— Start of MATERIAL FOR THE TASK —
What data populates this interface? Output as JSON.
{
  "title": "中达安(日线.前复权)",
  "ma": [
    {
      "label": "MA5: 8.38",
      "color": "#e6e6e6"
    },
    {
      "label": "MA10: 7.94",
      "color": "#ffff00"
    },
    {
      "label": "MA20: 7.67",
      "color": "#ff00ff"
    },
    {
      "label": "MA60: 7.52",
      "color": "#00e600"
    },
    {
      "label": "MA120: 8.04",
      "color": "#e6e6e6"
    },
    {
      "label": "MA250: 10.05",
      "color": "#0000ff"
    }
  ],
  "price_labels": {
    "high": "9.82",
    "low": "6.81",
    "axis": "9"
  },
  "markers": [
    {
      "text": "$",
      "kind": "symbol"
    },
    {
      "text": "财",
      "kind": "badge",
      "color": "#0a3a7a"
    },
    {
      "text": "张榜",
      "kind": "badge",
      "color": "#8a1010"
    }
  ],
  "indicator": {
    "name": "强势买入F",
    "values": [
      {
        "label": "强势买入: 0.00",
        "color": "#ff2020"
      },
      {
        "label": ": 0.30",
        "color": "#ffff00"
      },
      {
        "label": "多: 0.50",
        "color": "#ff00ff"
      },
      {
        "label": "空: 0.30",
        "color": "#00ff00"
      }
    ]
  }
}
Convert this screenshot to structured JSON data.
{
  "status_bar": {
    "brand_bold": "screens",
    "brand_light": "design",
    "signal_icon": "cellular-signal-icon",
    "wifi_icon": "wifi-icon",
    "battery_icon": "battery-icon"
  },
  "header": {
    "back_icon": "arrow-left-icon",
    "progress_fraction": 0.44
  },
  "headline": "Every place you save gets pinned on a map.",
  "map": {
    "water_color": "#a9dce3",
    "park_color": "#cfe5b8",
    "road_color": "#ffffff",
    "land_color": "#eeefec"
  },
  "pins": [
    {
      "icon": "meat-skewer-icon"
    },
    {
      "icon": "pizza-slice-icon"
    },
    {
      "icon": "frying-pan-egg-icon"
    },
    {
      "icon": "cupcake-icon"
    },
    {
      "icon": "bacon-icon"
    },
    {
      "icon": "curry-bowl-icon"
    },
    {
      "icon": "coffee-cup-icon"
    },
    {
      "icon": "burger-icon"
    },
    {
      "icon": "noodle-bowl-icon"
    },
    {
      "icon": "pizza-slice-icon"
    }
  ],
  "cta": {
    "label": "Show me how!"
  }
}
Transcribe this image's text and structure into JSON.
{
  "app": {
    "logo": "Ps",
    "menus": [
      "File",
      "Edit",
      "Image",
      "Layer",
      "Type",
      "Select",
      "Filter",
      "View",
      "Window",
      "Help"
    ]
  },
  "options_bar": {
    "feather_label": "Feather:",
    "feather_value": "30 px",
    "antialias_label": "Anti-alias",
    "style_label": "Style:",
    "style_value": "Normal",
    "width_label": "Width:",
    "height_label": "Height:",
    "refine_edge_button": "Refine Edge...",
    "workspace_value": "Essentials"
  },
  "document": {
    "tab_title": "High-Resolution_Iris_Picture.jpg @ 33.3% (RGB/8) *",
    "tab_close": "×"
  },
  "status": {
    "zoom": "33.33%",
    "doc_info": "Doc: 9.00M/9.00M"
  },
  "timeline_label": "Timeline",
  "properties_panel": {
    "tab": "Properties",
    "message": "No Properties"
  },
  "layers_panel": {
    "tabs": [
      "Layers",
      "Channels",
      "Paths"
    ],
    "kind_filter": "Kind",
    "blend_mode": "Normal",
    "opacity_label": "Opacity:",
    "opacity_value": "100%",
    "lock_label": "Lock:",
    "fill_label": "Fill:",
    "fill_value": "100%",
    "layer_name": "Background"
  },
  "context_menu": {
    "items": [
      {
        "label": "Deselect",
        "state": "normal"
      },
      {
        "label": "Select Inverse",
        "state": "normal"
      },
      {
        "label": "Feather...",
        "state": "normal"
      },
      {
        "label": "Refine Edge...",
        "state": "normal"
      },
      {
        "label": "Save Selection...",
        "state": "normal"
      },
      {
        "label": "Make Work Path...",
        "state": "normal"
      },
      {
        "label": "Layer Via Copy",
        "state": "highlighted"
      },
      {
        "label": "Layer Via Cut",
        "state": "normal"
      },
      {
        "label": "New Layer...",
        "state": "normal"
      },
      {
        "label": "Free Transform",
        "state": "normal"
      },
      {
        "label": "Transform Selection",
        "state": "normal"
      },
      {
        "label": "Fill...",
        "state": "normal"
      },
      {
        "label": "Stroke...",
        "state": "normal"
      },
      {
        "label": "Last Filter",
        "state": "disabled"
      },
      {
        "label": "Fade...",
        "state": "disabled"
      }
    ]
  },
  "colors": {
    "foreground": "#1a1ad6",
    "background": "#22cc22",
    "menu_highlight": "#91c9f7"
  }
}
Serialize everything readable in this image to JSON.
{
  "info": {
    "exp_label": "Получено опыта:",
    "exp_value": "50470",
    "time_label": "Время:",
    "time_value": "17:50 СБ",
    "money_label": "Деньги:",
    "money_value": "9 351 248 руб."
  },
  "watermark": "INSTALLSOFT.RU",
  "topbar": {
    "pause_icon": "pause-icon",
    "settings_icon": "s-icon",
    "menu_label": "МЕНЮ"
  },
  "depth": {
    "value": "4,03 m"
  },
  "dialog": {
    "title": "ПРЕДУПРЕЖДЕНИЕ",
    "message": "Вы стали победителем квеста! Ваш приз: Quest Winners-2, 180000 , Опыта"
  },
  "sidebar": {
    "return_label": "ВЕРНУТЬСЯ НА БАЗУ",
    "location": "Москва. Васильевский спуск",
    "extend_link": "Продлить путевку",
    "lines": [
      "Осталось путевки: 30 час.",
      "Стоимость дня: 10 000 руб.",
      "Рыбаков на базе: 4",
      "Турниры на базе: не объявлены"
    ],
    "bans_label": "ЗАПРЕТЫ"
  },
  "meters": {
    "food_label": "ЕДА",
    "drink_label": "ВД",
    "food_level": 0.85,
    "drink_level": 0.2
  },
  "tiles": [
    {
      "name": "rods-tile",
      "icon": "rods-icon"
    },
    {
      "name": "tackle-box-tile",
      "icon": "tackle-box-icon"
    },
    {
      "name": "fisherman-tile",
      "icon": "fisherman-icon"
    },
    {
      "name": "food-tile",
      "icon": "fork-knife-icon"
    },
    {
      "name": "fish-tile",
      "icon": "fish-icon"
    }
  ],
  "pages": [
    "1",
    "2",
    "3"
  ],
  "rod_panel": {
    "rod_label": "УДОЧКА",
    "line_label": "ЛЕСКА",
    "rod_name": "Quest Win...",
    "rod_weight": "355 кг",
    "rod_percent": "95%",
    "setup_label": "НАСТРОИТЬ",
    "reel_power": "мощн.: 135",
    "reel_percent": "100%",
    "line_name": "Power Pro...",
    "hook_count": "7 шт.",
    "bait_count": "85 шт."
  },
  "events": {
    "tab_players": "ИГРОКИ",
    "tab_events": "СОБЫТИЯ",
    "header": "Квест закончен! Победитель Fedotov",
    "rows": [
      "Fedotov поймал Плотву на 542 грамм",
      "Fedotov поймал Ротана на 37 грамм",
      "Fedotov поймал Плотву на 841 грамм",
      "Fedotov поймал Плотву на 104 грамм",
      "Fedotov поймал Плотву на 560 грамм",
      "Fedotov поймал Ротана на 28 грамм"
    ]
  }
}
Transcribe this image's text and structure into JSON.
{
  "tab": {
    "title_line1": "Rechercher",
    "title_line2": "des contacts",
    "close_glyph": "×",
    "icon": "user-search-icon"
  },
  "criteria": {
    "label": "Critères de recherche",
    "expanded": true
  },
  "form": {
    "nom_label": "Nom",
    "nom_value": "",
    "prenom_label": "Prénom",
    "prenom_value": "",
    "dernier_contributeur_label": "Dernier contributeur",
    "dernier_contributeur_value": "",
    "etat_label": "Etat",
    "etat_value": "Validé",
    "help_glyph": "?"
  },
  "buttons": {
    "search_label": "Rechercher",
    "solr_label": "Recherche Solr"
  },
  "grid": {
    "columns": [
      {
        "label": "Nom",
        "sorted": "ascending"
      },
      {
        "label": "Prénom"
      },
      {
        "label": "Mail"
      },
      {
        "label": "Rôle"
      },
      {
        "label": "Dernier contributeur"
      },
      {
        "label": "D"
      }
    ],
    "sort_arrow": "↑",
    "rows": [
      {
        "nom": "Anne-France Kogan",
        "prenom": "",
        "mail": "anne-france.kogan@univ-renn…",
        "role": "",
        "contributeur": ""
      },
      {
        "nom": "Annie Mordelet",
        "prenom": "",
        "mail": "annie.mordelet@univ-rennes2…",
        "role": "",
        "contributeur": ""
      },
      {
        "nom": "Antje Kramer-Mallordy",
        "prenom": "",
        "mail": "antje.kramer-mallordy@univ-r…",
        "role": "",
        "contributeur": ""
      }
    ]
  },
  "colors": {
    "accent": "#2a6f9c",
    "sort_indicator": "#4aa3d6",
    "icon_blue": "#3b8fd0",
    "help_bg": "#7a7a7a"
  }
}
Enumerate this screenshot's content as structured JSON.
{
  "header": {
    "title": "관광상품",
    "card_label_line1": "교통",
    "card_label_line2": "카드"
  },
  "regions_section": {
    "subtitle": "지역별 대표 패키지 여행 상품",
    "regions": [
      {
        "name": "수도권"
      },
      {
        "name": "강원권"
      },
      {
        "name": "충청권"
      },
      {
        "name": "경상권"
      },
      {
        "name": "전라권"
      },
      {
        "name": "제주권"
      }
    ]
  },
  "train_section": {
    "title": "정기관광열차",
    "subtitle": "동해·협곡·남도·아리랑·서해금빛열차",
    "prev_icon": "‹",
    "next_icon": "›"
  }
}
— End of MATERIAL FOR THE TASK —
Pick out the lines containing the string "structured".

RESULT FOR THIS TASK:
Convert this screenshot to structured JSON data.
Enumerate this screenshot's content as structured JSON.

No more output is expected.